• _SHORT TASK_
Check each line of the entries below for the string "fact" and state how many lines have it, with no other text.

• _SUPPLIED MATERIAL_

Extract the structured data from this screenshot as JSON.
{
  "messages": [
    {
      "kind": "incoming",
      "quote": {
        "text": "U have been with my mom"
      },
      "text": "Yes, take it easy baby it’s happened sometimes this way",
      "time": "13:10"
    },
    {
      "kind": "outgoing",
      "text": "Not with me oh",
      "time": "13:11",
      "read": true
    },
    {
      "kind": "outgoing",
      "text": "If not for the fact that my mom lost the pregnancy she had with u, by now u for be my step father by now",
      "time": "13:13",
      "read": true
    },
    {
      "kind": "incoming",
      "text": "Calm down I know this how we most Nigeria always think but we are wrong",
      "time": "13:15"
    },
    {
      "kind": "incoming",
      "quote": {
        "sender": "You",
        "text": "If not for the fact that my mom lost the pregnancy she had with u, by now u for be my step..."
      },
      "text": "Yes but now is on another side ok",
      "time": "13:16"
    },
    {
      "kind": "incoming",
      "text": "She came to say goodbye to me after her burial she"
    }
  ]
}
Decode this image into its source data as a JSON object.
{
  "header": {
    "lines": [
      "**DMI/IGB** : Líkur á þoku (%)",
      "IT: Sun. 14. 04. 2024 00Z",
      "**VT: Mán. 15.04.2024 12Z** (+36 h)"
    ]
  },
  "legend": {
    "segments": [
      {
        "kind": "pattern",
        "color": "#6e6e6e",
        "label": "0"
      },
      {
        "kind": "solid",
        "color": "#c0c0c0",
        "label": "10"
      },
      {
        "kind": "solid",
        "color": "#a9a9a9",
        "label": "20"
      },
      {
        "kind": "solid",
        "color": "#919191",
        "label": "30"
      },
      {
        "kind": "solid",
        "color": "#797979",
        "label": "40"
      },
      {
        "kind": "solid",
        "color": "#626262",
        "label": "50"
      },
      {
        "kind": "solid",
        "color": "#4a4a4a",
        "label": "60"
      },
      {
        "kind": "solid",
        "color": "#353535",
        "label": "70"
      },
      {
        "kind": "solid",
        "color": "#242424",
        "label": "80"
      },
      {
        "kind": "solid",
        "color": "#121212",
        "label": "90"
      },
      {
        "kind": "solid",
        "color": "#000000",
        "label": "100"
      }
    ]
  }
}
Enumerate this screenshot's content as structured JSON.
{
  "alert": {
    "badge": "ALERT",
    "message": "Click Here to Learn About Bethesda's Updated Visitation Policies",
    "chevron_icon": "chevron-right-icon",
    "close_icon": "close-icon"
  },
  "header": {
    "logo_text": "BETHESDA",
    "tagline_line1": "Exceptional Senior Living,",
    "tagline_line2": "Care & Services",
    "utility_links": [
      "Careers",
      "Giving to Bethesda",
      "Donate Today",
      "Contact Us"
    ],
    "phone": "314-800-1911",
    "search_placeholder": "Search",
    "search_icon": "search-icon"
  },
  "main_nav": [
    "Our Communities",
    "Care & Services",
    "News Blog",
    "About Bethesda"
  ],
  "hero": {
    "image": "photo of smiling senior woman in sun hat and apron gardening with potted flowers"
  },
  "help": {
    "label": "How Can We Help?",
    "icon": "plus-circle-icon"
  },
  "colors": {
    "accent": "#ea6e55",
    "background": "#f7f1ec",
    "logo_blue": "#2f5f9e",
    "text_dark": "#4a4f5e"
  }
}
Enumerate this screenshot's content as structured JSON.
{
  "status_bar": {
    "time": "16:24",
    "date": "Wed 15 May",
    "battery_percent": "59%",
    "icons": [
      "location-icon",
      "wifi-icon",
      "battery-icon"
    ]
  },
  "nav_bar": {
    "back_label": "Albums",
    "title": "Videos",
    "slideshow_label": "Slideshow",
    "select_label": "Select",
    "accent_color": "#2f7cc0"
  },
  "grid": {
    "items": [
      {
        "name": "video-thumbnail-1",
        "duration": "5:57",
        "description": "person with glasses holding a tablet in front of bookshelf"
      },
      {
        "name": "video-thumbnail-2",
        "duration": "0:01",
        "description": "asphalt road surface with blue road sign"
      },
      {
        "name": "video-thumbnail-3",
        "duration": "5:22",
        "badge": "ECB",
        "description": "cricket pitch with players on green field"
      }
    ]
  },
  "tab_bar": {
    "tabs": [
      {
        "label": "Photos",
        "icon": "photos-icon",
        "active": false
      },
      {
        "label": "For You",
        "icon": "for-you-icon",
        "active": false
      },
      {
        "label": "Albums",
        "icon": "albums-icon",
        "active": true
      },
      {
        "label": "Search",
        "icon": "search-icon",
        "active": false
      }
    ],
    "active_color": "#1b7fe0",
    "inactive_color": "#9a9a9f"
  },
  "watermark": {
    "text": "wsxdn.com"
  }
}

• _WRITTEN ANSWER_
2